* start *

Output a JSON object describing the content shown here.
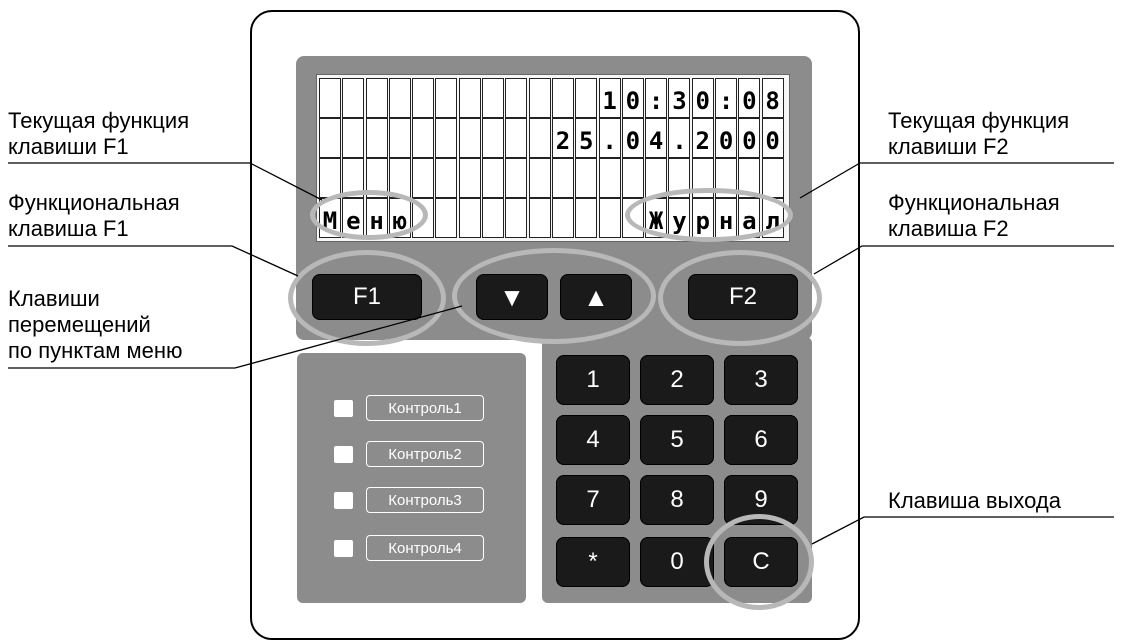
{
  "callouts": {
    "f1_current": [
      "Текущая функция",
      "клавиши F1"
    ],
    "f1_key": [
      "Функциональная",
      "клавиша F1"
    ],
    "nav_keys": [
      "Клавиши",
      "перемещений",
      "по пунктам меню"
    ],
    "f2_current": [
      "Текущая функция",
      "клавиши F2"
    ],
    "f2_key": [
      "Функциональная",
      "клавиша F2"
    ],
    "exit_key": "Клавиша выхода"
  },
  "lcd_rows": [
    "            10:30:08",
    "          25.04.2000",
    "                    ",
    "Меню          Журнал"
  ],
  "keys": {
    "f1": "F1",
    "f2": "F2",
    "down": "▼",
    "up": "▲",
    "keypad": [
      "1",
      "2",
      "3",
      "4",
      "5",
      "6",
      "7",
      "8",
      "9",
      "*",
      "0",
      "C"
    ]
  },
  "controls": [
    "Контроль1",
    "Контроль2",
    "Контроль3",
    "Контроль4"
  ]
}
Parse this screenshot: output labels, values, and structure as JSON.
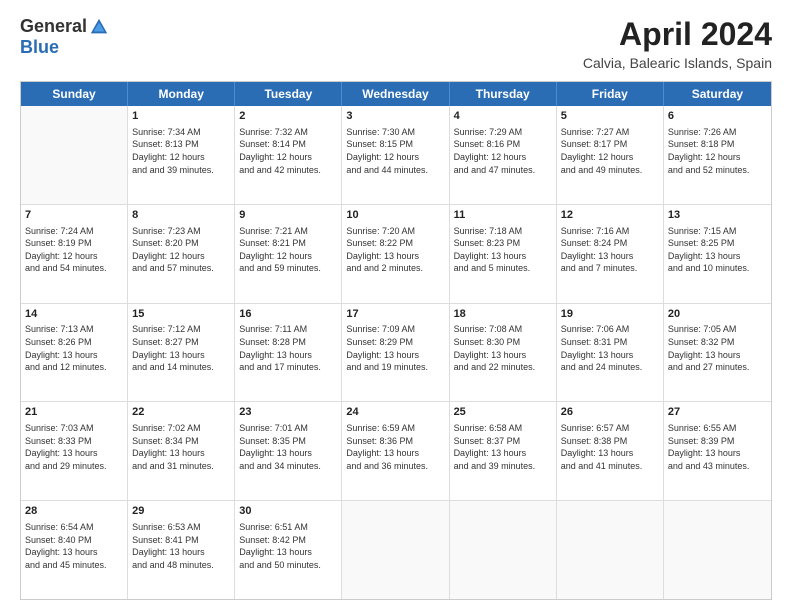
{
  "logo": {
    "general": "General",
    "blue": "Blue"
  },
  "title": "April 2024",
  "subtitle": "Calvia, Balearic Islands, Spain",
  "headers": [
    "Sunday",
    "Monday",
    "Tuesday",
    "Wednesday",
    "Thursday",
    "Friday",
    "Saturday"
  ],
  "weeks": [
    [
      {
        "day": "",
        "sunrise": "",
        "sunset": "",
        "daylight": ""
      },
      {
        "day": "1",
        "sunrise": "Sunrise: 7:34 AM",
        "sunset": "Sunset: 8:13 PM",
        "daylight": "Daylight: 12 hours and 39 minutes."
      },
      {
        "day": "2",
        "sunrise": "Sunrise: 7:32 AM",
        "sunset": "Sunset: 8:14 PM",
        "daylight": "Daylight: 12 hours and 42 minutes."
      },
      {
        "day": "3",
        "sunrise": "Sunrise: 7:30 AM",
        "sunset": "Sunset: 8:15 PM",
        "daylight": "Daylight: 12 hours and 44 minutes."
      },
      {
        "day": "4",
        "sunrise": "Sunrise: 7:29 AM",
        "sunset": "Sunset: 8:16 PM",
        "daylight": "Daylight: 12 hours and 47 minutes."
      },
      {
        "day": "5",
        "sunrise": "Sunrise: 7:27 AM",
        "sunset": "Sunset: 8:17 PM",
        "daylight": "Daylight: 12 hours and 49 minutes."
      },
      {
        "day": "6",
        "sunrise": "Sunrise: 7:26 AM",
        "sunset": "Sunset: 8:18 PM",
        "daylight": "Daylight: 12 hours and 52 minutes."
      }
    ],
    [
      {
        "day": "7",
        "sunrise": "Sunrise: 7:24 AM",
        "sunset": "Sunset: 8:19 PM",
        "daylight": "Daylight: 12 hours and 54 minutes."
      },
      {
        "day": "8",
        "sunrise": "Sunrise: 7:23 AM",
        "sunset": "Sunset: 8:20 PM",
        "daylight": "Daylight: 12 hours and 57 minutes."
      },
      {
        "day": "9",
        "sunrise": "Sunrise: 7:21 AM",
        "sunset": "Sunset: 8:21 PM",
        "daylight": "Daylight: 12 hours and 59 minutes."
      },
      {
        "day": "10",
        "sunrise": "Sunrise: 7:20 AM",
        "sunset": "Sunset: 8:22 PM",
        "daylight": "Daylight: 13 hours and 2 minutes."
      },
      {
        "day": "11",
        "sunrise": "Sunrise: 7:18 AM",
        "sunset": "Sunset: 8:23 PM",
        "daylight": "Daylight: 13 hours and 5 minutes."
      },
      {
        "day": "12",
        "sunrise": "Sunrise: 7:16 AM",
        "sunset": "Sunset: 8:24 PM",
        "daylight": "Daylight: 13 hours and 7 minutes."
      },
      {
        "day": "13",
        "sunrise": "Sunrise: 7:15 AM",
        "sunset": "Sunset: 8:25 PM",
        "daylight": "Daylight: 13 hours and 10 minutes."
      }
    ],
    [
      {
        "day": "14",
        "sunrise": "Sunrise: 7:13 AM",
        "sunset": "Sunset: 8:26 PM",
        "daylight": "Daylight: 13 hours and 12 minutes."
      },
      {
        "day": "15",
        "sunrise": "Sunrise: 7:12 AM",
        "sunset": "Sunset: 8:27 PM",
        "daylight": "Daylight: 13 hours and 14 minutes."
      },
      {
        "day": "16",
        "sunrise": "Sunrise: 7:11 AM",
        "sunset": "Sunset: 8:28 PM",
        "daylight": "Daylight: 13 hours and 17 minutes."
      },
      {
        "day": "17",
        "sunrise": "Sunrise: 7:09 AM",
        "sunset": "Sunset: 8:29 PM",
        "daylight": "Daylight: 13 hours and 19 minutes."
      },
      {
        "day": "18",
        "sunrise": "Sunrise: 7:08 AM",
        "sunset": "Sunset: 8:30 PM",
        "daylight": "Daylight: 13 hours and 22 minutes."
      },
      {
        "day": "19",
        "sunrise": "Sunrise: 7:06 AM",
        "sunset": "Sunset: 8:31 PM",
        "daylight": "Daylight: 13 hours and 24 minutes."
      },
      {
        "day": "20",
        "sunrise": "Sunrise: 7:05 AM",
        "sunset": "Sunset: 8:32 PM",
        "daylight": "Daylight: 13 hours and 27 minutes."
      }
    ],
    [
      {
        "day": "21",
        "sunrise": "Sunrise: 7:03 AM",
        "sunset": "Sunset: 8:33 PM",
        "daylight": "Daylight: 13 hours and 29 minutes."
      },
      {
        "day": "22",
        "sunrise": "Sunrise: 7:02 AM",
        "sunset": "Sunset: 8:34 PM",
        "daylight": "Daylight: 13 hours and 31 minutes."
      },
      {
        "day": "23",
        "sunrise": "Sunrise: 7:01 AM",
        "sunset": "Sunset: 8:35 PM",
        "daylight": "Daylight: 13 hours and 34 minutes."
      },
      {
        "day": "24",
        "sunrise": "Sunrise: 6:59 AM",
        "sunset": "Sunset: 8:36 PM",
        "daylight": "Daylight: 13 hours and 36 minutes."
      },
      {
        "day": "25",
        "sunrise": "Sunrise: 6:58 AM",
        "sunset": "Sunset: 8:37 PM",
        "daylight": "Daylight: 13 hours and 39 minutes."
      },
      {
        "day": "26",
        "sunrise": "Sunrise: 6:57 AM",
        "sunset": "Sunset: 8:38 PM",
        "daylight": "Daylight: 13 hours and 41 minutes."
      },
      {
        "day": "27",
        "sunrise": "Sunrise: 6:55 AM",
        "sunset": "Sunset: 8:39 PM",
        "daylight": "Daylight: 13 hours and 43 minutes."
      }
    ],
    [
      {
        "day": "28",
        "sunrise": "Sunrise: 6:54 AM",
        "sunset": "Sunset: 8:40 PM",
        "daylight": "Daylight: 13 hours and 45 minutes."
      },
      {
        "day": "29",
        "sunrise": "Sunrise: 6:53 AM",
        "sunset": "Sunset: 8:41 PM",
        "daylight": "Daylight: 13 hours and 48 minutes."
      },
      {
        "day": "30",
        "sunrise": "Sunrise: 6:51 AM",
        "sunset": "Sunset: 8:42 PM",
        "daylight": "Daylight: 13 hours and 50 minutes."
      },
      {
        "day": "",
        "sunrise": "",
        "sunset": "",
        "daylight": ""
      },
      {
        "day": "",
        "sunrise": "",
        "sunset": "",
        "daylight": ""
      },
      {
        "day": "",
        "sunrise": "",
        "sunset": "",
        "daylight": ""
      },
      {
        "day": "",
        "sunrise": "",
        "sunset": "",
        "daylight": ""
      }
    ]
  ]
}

* end *

_What you need to do_:
Reproduce each line exactly as it appears, omitting the pictures.

_Task response_:
Output a JSON object describing the content shown here.
{
  "callouts": {
    "f1_current": [
      "Текущая функция",
      "клавиши F1"
    ],
    "f1_key": [
      "Функциональная",
      "клавиша F1"
    ],
    "nav_keys": [
      "Клавиши",
      "перемещений",
      "по пунктам меню"
    ],
    "f2_current": [
      "Текущая функция",
      "клавиши F2"
    ],
    "f2_key": [
      "Функциональная",
      "клавиша F2"
    ],
    "exit_key": "Клавиша выхода"
  },
  "lcd_rows": [
    "            10:30:08",
    "          25.04.2000",
    "                    ",
    "Меню          Журнал"
  ],
  "keys": {
    "f1": "F1",
    "f2": "F2",
    "down": "▼",
    "up": "▲",
    "keypad": [
      "1",
      "2",
      "3",
      "4",
      "5",
      "6",
      "7",
      "8",
      "9",
      "*",
      "0",
      "C"
    ]
  },
  "controls": [
    "Контроль1",
    "Контроль2",
    "Контроль3",
    "Контроль4"
  ]
}
Parse this screenshot: output labels, values, and structure as JSON.
{
  "logo": {
    "general": "General",
    "blue": "Blue"
  },
  "title": "April 2024",
  "subtitle": "Calvia, Balearic Islands, Spain",
  "headers": [
    "Sunday",
    "Monday",
    "Tuesday",
    "Wednesday",
    "Thursday",
    "Friday",
    "Saturday"
  ],
  "weeks": [
    [
      {
        "day": "",
        "sunrise": "",
        "sunset": "",
        "daylight": ""
      },
      {
        "day": "1",
        "sunrise": "Sunrise: 7:34 AM",
        "sunset": "Sunset: 8:13 PM",
        "daylight": "Daylight: 12 hours and 39 minutes."
      },
      {
        "day": "2",
        "sunrise": "Sunrise: 7:32 AM",
        "sunset": "Sunset: 8:14 PM",
        "daylight": "Daylight: 12 hours and 42 minutes."
      },
      {
        "day": "3",
        "sunrise": "Sunrise: 7:30 AM",
        "sunset": "Sunset: 8:15 PM",
        "daylight": "Daylight: 12 hours and 44 minutes."
      },
      {
        "day": "4",
        "sunrise": "Sunrise: 7:29 AM",
        "sunset": "Sunset: 8:16 PM",
        "daylight": "Daylight: 12 hours and 47 minutes."
      },
      {
        "day": "5",
        "sunrise": "Sunrise: 7:27 AM",
        "sunset": "Sunset: 8:17 PM",
        "daylight": "Daylight: 12 hours and 49 minutes."
      },
      {
        "day": "6",
        "sunrise": "Sunrise: 7:26 AM",
        "sunset": "Sunset: 8:18 PM",
        "daylight": "Daylight: 12 hours and 52 minutes."
      }
    ],
    [
      {
        "day": "7",
        "sunrise": "Sunrise: 7:24 AM",
        "sunset": "Sunset: 8:19 PM",
        "daylight": "Daylight: 12 hours and 54 minutes."
      },
      {
        "day": "8",
        "sunrise": "Sunrise: 7:23 AM",
        "sunset": "Sunset: 8:20 PM",
        "daylight": "Daylight: 12 hours and 57 minutes."
      },
      {
        "day": "9",
        "sunrise": "Sunrise: 7:21 AM",
        "sunset": "Sunset: 8:21 PM",
        "daylight": "Daylight: 12 hours and 59 minutes."
      },
      {
        "day": "10",
        "sunrise": "Sunrise: 7:20 AM",
        "sunset": "Sunset: 8:22 PM",
        "daylight": "Daylight: 13 hours and 2 minutes."
      },
      {
        "day": "11",
        "sunrise": "Sunrise: 7:18 AM",
        "sunset": "Sunset: 8:23 PM",
        "daylight": "Daylight: 13 hours and 5 minutes."
      },
      {
        "day": "12",
        "sunrise": "Sunrise: 7:16 AM",
        "sunset": "Sunset: 8:24 PM",
        "daylight": "Daylight: 13 hours and 7 minutes."
      },
      {
        "day": "13",
        "sunrise": "Sunrise: 7:15 AM",
        "sunset": "Sunset: 8:25 PM",
        "daylight": "Daylight: 13 hours and 10 minutes."
      }
    ],
    [
      {
        "day": "14",
        "sunrise": "Sunrise: 7:13 AM",
        "sunset": "Sunset: 8:26 PM",
        "daylight": "Daylight: 13 hours and 12 minutes."
      },
      {
        "day": "15",
        "sunrise": "Sunrise: 7:12 AM",
        "sunset": "Sunset: 8:27 PM",
        "daylight": "Daylight: 13 hours and 14 minutes."
      },
      {
        "day": "16",
        "sunrise": "Sunrise: 7:11 AM",
        "sunset": "Sunset: 8:28 PM",
        "daylight": "Daylight: 13 hours and 17 minutes."
      },
      {
        "day": "17",
        "sunrise": "Sunrise: 7:09 AM",
        "sunset": "Sunset: 8:29 PM",
        "daylight": "Daylight: 13 hours and 19 minutes."
      },
      {
        "day": "18",
        "sunrise": "Sunrise: 7:08 AM",
        "sunset": "Sunset: 8:30 PM",
        "daylight": "Daylight: 13 hours and 22 minutes."
      },
      {
        "day": "19",
        "sunrise": "Sunrise: 7:06 AM",
        "sunset": "Sunset: 8:31 PM",
        "daylight": "Daylight: 13 hours and 24 minutes."
      },
      {
        "day": "20",
        "sunrise": "Sunrise: 7:05 AM",
        "sunset": "Sunset: 8:32 PM",
        "daylight": "Daylight: 13 hours and 27 minutes."
      }
    ],
    [
      {
        "day": "21",
        "sunrise": "Sunrise: 7:03 AM",
        "sunset": "Sunset: 8:33 PM",
        "daylight": "Daylight: 13 hours and 29 minutes."
      },
      {
        "day": "22",
        "sunrise": "Sunrise: 7:02 AM",
        "sunset": "Sunset: 8:34 PM",
        "daylight": "Daylight: 13 hours and 31 minutes."
      },
      {
        "day": "23",
        "sunrise": "Sunrise: 7:01 AM",
        "sunset": "Sunset: 8:35 PM",
        "daylight": "Daylight: 13 hours and 34 minutes."
      },
      {
        "day": "24",
        "sunrise": "Sunrise: 6:59 AM",
        "sunset": "Sunset: 8:36 PM",
        "daylight": "Daylight: 13 hours and 36 minutes."
      },
      {
        "day": "25",
        "sunrise": "Sunrise: 6:58 AM",
        "sunset": "Sunset: 8:37 PM",
        "daylight": "Daylight: 13 hours and 39 minutes."
      },
      {
        "day": "26",
        "sunrise": "Sunrise: 6:57 AM",
        "sunset": "Sunset: 8:38 PM",
        "daylight": "Daylight: 13 hours and 41 minutes."
      },
      {
        "day": "27",
        "sunrise": "Sunrise: 6:55 AM",
        "sunset": "Sunset: 8:39 PM",
        "daylight": "Daylight: 13 hours and 43 minutes."
      }
    ],
    [
      {
        "day": "28",
        "sunrise": "Sunrise: 6:54 AM",
        "sunset": "Sunset: 8:40 PM",
        "daylight": "Daylight: 13 hours and 45 minutes."
      },
      {
        "day": "29",
        "sunrise": "Sunrise: 6:53 AM",
        "sunset": "Sunset: 8:41 PM",
        "daylight": "Daylight: 13 hours and 48 minutes."
      },
      {
        "day": "30",
        "sunrise": "Sunrise: 6:51 AM",
        "sunset": "Sunset: 8:42 PM",
        "daylight": "Daylight: 13 hours and 50 minutes."
      },
      {
        "day": "",
        "sunrise": "",
        "sunset": "",
        "daylight": ""
      },
      {
        "day": "",
        "sunrise": "",
        "sunset": "",
        "daylight": ""
      },
      {
        "day": "",
        "sunrise": "",
        "sunset": "",
        "daylight": ""
      },
      {
        "day": "",
        "sunrise": "",
        "sunset": "",
        "daylight": ""
      }
    ]
  ]
}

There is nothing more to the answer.